___ Brano di lettura

È morto un profeta! Fu questa la certezza di quel 2 novembre 2007, alle 2:00 in piena notte a Rimini, quando d’improvviso arrivò la notizia che don Oreste Benzi lasciava questa vita terrena. Sono passati 18 anni e ci si chiede cosa rimanga oggi della sua scomoda profezia. E soprattutto se don Oreste parli ancora alla gente di questo tempo, se in qualche modo sia ancora vivo e contemporaneo alla storia.

E poi ancora c’è da chiedersi: don Benzi, il prete degli ultimi, ha fatto un miracolo? Don Oreste ha salvato vite umane, ma non è stato questo il suo miracolo. Senza mai risparmiarsi, ha fatto del suo sacerdozio un servizio ai più indifesi, facendo l’impossibile per salvare ogni piccola creatura dalla minaccia dell’aborto, il drogato dal tunnel della dipendenza, la prostituta dalla condanna della violenza. Piangeva di fronte ai bimbi con gravissime disabilità, commosso profondamente fermava le sue corse e sostava davanti a quei corpi fragili come un prete davanti all’ostia sacra. “Sono i nostri tabernacoli” ripeteva.
Era l’adorazione eucaristica di don Oreste: l’incanto del suo sguardo fisso sui corpi deboli dei bimbi accolti nelle sue case famiglia. Sembrava rapito dall’imperfezione di quei corpicini, esultava di gioia guardandoli nelle braccia della loro mamma. Sembrava che abitasse in lui, fin nelle sue viscere, un desiderio irresistibile di farsi in tutto piccolo come quei piccoli, di imitarne le sembianze, di confondersi con le imperfezioni dei loro corpi. Come volesse far sua quella debolezza, quasi appartenere a quella stessa fragilità. Scavalcava il muro della corporeità imperfetta per guardare oltre i limiti della caducità umana. Rovistava nella pochezza delle persone per scovare la meraviglia che si portavano dentro. Nessuno immaginava quanta bellezza si potesse nascondere dietro quei corpi così sfigurati. Il limite della debolezza umana era una ringhiera da cui affacciarsi per intuirne l’infinito nascosto.

______
___ Dati forniti

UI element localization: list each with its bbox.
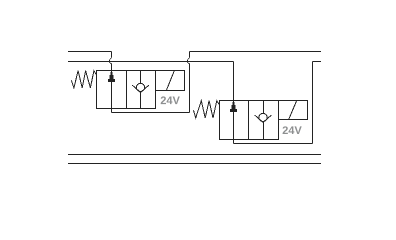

______

Obiettivo del compito
Nel brano su don Oreste Benzi, perché lui si fermava davanti ai bimbi con gravissime disabilità "come un prete davanti all'ostia sacra"? Rispondi in una o due frasi.

Esito del compito
Perché considerava quei corpi fragili come tabernacoli: "Sono i nostri tabernacoli", ripeteva. Il suo sguardo fisso su quei bimbi era, secondo il brano, la sua adorazione eucaristica.